Given instruction: Write out the listing below again, precisely as it is given.

[Saved entries]

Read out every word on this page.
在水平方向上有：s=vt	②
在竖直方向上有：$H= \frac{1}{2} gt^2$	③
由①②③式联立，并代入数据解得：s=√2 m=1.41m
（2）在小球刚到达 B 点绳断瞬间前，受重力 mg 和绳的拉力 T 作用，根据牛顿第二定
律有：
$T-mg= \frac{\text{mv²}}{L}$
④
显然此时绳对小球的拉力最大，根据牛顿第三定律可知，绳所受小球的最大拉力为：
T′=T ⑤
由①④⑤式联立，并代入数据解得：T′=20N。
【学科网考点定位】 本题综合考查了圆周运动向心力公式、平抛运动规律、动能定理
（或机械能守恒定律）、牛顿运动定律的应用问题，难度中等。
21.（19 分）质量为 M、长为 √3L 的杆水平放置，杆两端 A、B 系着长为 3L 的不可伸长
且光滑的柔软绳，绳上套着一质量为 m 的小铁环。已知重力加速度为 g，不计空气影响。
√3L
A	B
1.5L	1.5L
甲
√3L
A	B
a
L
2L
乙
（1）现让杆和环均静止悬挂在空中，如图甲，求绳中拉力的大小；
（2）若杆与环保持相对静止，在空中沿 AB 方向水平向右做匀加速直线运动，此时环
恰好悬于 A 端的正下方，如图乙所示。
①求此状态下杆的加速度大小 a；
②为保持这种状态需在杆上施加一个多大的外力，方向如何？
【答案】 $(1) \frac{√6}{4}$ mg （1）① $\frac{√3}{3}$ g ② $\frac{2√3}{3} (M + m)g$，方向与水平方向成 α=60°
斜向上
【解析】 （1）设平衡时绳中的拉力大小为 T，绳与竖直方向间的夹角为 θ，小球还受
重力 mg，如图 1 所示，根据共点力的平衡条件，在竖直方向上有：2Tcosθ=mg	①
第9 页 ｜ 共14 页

Result for this exercise:
Read out every word on this page.
在水平方向上有：s=vt	②
在竖直方向上有：$H= \frac{1}{2} gt^2$	③
由①②③式联立，并代入数据解得：s=√2 m=1.41m
（2）在小球刚到达 B 点绳断瞬间前，受重力 mg 和绳的拉力 T 作用，根据牛顿第二定
律有：
$T-mg= \frac{\text{mv²}}{L}$
④
显然此时绳对小球的拉力最大，根据牛顿第三定律可知，绳所受小球的最大拉力为：
T′=T ⑤
由①④⑤式联立，并代入数据解得：T′=20N。
【学科网考点定位】 本题综合考查了圆周运动向心力公式、平抛运动规律、动能定理
（或机械能守恒定律）、牛顿运动定律的应用问题，难度中等。
21.（19 分）质量为 M、长为 √3L 的杆水平放置，杆两端 A、B 系着长为 3L 的不可伸长
且光滑的柔软绳，绳上套着一质量为 m 的小铁环。已知重力加速度为 g，不计空气影响。
√3L
A	B
1.5L	1.5L
甲
√3L
A	B
a
L
2L
乙
（1）现让杆和环均静止悬挂在空中，如图甲，求绳中拉力的大小；
（2）若杆与环保持相对静止，在空中沿 AB 方向水平向右做匀加速直线运动，此时环
恰好悬于 A 端的正下方，如图乙所示。
①求此状态下杆的加速度大小 a；
②为保持这种状态需在杆上施加一个多大的外力，方向如何？
【答案】 $(1) \frac{√6}{4}$ mg （1）① $\frac{√3}{3}$ g ② $\frac{2√3}{3} (M + m)g$，方向与水平方向成 α=60°
斜向上
【解析】 （1）设平衡时绳中的拉力大小为 T，绳与竖直方向间的夹角为 θ，小球还受
重力 mg，如图 1 所示，根据共点力的平衡条件，在竖直方向上有：2Tcosθ=mg	①
第9 页 ｜ 共14 页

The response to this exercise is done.